-------- SOURCE MATERIAL
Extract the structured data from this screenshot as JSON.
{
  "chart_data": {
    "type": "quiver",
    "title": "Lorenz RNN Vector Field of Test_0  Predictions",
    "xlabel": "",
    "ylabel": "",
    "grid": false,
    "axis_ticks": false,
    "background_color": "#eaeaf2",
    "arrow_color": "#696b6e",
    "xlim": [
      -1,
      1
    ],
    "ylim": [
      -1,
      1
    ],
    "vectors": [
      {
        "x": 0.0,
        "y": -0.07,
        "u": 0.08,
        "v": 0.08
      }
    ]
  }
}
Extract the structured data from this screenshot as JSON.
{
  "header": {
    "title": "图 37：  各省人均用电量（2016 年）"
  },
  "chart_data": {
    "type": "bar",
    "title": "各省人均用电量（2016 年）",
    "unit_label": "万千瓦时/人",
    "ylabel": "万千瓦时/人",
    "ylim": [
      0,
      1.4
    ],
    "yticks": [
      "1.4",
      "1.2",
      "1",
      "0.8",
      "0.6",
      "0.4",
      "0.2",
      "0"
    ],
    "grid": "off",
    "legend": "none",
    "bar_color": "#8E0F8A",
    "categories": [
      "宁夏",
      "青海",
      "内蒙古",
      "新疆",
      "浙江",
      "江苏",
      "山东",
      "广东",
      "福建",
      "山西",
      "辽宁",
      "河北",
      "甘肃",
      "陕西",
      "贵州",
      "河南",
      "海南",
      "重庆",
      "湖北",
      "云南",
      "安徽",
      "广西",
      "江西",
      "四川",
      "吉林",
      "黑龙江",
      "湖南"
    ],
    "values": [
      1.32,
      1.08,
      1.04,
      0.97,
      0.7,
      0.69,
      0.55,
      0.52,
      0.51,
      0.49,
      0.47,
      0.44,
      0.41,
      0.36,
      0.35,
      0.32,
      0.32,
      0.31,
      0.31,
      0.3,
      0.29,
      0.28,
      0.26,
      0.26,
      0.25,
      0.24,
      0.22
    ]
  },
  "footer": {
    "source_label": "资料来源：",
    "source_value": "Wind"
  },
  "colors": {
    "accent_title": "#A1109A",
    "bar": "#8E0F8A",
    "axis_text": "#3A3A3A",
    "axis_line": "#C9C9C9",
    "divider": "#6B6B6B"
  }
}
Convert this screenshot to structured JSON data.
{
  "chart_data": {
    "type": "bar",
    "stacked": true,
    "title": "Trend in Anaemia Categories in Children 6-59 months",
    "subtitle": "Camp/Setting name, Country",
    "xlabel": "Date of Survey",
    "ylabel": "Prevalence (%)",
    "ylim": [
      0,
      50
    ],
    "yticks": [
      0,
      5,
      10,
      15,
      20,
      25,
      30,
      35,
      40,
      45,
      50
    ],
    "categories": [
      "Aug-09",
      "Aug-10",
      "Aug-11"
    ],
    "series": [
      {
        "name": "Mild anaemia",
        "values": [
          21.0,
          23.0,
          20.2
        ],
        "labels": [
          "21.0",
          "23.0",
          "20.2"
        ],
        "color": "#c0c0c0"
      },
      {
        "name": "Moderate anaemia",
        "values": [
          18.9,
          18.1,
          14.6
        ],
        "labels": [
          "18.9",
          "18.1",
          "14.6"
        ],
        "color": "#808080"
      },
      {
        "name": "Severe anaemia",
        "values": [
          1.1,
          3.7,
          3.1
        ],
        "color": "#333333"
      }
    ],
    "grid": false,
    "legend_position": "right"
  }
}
----------------
§ **STATED TASK**
Transcribe every record above exactly as it appears.

§ **COMPLETE RESPONSE**
Extract the structured data from this screenshot as JSON.
{
  "chart_data": {
    "type": "quiver",
    "title": "Lorenz RNN Vector Field of Test_0  Predictions",
    "xlabel": "",
    "ylabel": "",
    "grid": false,
    "axis_ticks": false,
    "background_color": "#eaeaf2",
    "arrow_color": "#696b6e",
    "xlim": [
      -1,
      1
    ],
    "ylim": [
      -1,
      1
    ],
    "vectors": [
      {
        "x": 0.0,
        "y": -0.07,
        "u": 0.08,
        "v": 0.08
      }
    ]
  }
}
Extract the structured data from this screenshot as JSON.
{
  "header": {
    "title": "图 37：  各省人均用电量（2016 年）"
  },
  "chart_data": {
    "type": "bar",
    "title": "各省人均用电量（2016 年）",
    "unit_label": "万千瓦时/人",
    "ylabel": "万千瓦时/人",
    "ylim": [
      0,
      1.4
    ],
    "yticks": [
      "1.4",
      "1.2",
      "1",
      "0.8",
      "0.6",
      "0.4",
      "0.2",
      "0"
    ],
    "grid": "off",
    "legend": "none",
    "bar_color": "#8E0F8A",
    "categories": [
      "宁夏",
      "青海",
      "内蒙古",
      "新疆",
      "浙江",
      "江苏",
      "山东",
      "广东",
      "福建",
      "山西",
      "辽宁",
      "河北",
      "甘肃",
      "陕西",
      "贵州",
      "河南",
      "海南",
      "重庆",
      "湖北",
      "云南",
      "安徽",
      "广西",
      "江西",
      "四川",
      "吉林",
      "黑龙江",
      "湖南"
    ],
    "values": [
      1.32,
      1.08,
      1.04,
      0.97,
      0.7,
      0.69,
      0.55,
      0.52,
      0.51,
      0.49,
      0.47,
      0.44,
      0.41,
      0.36,
      0.35,
      0.32,
      0.32,
      0.31,
      0.31,
      0.3,
      0.29,
      0.28,
      0.26,
      0.26,
      0.25,
      0.24,
      0.22
    ]
  },
  "footer": {
    "source_label": "资料来源：",
    "source_value": "Wind"
  },
  "colors": {
    "accent_title": "#A1109A",
    "bar": "#8E0F8A",
    "axis_text": "#3A3A3A",
    "axis_line": "#C9C9C9",
    "divider": "#6B6B6B"
  }
}
Convert this screenshot to structured JSON data.
{
  "chart_data": {
    "type": "bar",
    "stacked": true,
    "title": "Trend in Anaemia Categories in Children 6-59 months",
    "subtitle": "Camp/Setting name, Country",
    "xlabel": "Date of Survey",
    "ylabel": "Prevalence (%)",
    "ylim": [
      0,
      50
    ],
    "yticks": [
      0,
      5,
      10,
      15,
      20,
      25,
      30,
      35,
      40,
      45,
      50
    ],
    "categories": [
      "Aug-09",
      "Aug-10",
      "Aug-11"
    ],
    "series": [
      {
        "name": "Mild anaemia",
        "values": [
          21.0,
          23.0,
          20.2
        ],
        "labels": [
          "21.0",
          "23.0",
          "20.2"
        ],
        "color": "#c0c0c0"
      },
      {
        "name": "Moderate anaemia",
        "values": [
          18.9,
          18.1,
          14.6
        ],
        "labels": [
          "18.9",
          "18.1",
          "14.6"
        ],
        "color": "#808080"
      },
      {
        "name": "Severe anaemia",
        "values": [
          1.1,
          3.7,
          3.1
        ],
        "color": "#333333"
      }
    ],
    "grid": false,
    "legend_position": "right"
  }
}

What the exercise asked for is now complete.